Element box records
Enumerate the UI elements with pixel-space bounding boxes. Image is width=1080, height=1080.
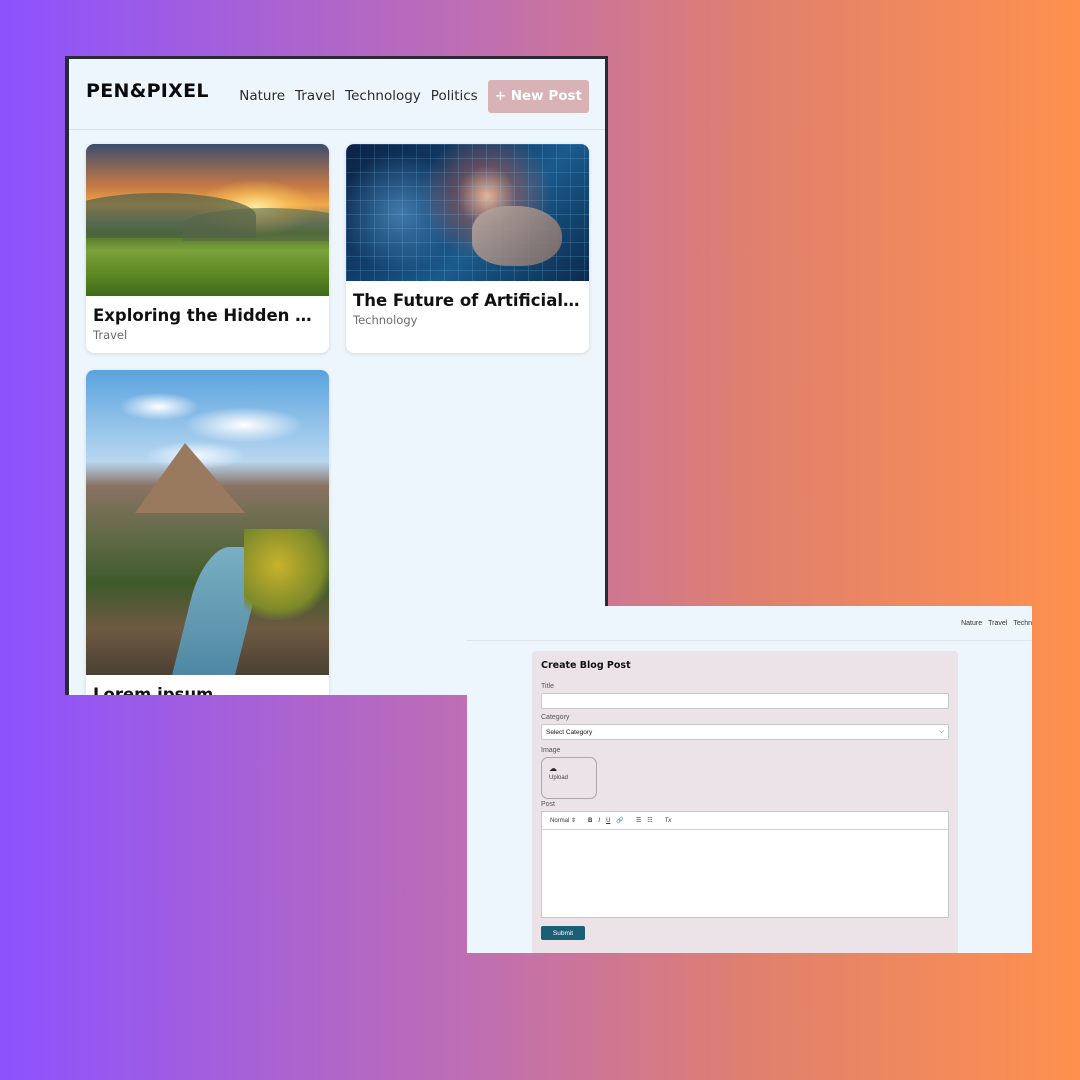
post-content-area[interactable] xyxy=(542,830,948,917)
upload-button[interactable]: ☁ Upload xyxy=(541,757,597,799)
nav-travel[interactable]: Travel xyxy=(295,88,335,104)
nav-technology[interactable]: Technology xyxy=(345,88,421,104)
form-heading: Create Blog Post xyxy=(541,660,631,671)
nav-travel[interactable]: Travel xyxy=(988,620,1007,627)
post-category: Travel xyxy=(93,328,128,342)
nav-nature[interactable]: Nature xyxy=(961,620,982,627)
post-label: Post xyxy=(541,801,556,808)
canyon-river-image xyxy=(86,370,329,675)
post-card[interactable]: Lorem ipsum xyxy=(86,370,329,695)
italic-icon[interactable]: I xyxy=(598,818,600,824)
feed-header: PEN&PIXEL Nature Travel Technology Polit… xyxy=(69,59,605,130)
submit-button[interactable]: Submit xyxy=(541,926,585,940)
ordered-list-icon[interactable]: ☰ xyxy=(636,817,641,824)
post-category: Technology xyxy=(353,313,418,327)
cloud-upload-icon: ☁ xyxy=(549,764,557,773)
new-post-button[interactable]: + New Post xyxy=(487,79,589,113)
main-nav: Nature Travel Technology Politics + New … xyxy=(239,79,589,113)
category-select[interactable]: Select Category ⌵ xyxy=(541,724,949,740)
post-title: Exploring the Hidden Gem... xyxy=(93,306,322,325)
post-title: Lorem ipsum xyxy=(93,685,214,695)
image-label: Image xyxy=(541,747,561,754)
upload-label: Upload xyxy=(549,775,569,781)
underline-icon[interactable]: U xyxy=(606,818,610,824)
link-icon[interactable]: 🔗 xyxy=(616,817,623,824)
chevron-down-icon: ⌵ xyxy=(939,728,944,735)
digital-tech-image xyxy=(346,144,589,281)
format-select[interactable]: Normal ⇕ xyxy=(550,817,576,824)
editor-toolbar: Normal ⇕ B I U 🔗 ☰ ☷ Tx xyxy=(542,812,948,830)
blog-feed-screenshot: PEN&PIXEL Nature Travel Technology Polit… xyxy=(65,56,608,695)
bold-icon[interactable]: B xyxy=(588,818,592,824)
clear-format-icon[interactable]: Tx xyxy=(665,818,672,824)
nav-politics[interactable]: Politics xyxy=(431,88,478,104)
category-selected-value: Select Category xyxy=(546,728,593,736)
main-nav: Nature Travel Techn xyxy=(961,620,1032,627)
post-card[interactable]: Exploring the Hidden Gem... Travel xyxy=(86,144,329,353)
bullet-list-icon[interactable]: ☷ xyxy=(647,817,652,824)
post-card[interactable]: The Future of Artificial Inte... Technol… xyxy=(346,144,589,353)
create-post-form: Create Blog Post Title Category Select C… xyxy=(532,651,958,953)
form-header: Nature Travel Techn xyxy=(467,606,1032,641)
rich-text-editor: Normal ⇕ B I U 🔗 ☰ ☷ Tx xyxy=(541,811,949,918)
create-post-screenshot: Nature Travel Techn Create Blog Post Tit… xyxy=(467,606,1032,953)
category-label: Category xyxy=(541,714,570,721)
sunset-meadow-image xyxy=(86,144,329,296)
title-label: Title xyxy=(541,683,554,690)
nav-nature[interactable]: Nature xyxy=(239,88,285,104)
site-logo[interactable]: PEN&PIXEL xyxy=(86,80,209,102)
nav-technology[interactable]: Techn xyxy=(1013,620,1032,627)
title-input[interactable] xyxy=(541,693,949,709)
post-title: The Future of Artificial Inte... xyxy=(353,291,582,310)
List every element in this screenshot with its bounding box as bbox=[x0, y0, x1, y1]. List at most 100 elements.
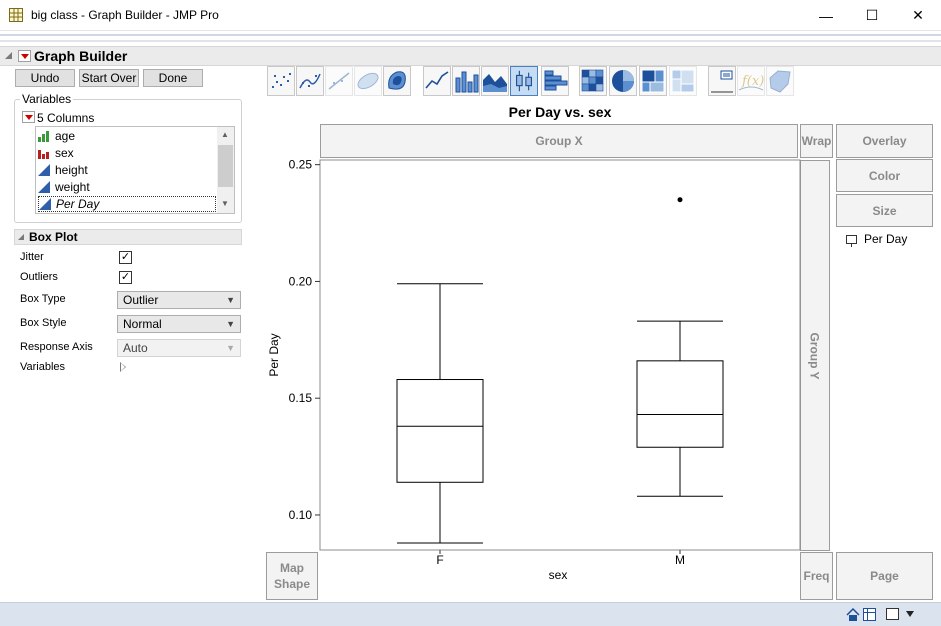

- _What you have to do_: Rewrite all the rows above, replacing every "interactable" with "clickable" and keeping everything else unchanged. Leave the pictures out.

- _Final answer_:
Enumerate the UI elements with pixel-space bounding boxes. Image is width=1080, height=1080.
post-content-area[clickable] xyxy=(542,830,948,917)
upload-button[clickable]: ☁ Upload xyxy=(541,757,597,799)
nav-travel[clickable]: Travel xyxy=(295,88,335,104)
nav-technology[clickable]: Technology xyxy=(345,88,421,104)
form-heading: Create Blog Post xyxy=(541,660,631,671)
nav-travel[clickable]: Travel xyxy=(988,620,1007,627)
post-category: Travel xyxy=(93,328,128,342)
nav-nature[clickable]: Nature xyxy=(961,620,982,627)
post-label: Post xyxy=(541,801,556,808)
canyon-river-image xyxy=(86,370,329,675)
post-card[clickable]: Lorem ipsum xyxy=(86,370,329,695)
italic-icon[clickable]: I xyxy=(598,818,600,824)
feed-header: PEN&PIXEL Nature Travel Technology Polit… xyxy=(69,59,605,130)
submit-button[clickable]: Submit xyxy=(541,926,585,940)
ordered-list-icon[clickable]: ☰ xyxy=(636,817,641,824)
post-category: Technology xyxy=(353,313,418,327)
cloud-upload-icon: ☁ xyxy=(549,764,557,773)
new-post-button[clickable]: + New Post xyxy=(487,79,589,113)
main-nav: Nature Travel Technology Politics + New … xyxy=(239,79,589,113)
category-select[clickable]: Select Category ⌵ xyxy=(541,724,949,740)
post-title: Exploring the Hidden Gem... xyxy=(93,306,322,325)
post-title: Lorem ipsum xyxy=(93,685,214,695)
image-label: Image xyxy=(541,747,561,754)
upload-label: Upload xyxy=(549,775,569,781)
underline-icon[clickable]: U xyxy=(606,818,610,824)
link-icon[clickable]: 🔗 xyxy=(616,817,623,824)
chevron-down-icon: ⌵ xyxy=(939,728,944,735)
digital-tech-image xyxy=(346,144,589,281)
format-select[clickable]: Normal ⇕ xyxy=(550,817,576,824)
editor-toolbar: Normal ⇕ B I U 🔗 ☰ ☷ Tx xyxy=(542,812,948,830)
blog-feed-screenshot: PEN&PIXEL Nature Travel Technology Polit… xyxy=(65,56,608,695)
bold-icon[clickable]: B xyxy=(588,818,592,824)
clear-format-icon[clickable]: Tx xyxy=(665,818,672,824)
nav-politics[clickable]: Politics xyxy=(431,88,478,104)
category-selected-value: Select Category xyxy=(546,728,593,736)
main-nav: Nature Travel Techn xyxy=(961,620,1032,627)
post-card[clickable]: Exploring the Hidden Gem... Travel xyxy=(86,144,329,353)
bullet-list-icon[clickable]: ☷ xyxy=(647,817,652,824)
post-card[clickable]: The Future of Artificial Inte... Technol… xyxy=(346,144,589,353)
create-post-form: Create Blog Post Title Category Select C… xyxy=(532,651,958,953)
form-header: Nature Travel Techn xyxy=(467,606,1032,641)
rich-text-editor: Normal ⇕ B I U 🔗 ☰ ☷ Tx xyxy=(541,811,949,918)
create-post-screenshot: Nature Travel Techn Create Blog Post Tit… xyxy=(467,606,1032,953)
category-label: Category xyxy=(541,714,570,721)
sunset-meadow-image xyxy=(86,144,329,296)
title-label: Title xyxy=(541,683,554,690)
nav-nature[clickable]: Nature xyxy=(239,88,285,104)
site-logo[clickable]: PEN&PIXEL xyxy=(86,80,209,102)
nav-technology[clickable]: Techn xyxy=(1013,620,1032,627)
title-input[clickable] xyxy=(541,693,949,709)
post-title: The Future of Artificial Inte... xyxy=(353,291,582,310)
List every element in this screenshot with its bounding box as bbox=[x0, y0, x1, y1]. List at most 100 elements.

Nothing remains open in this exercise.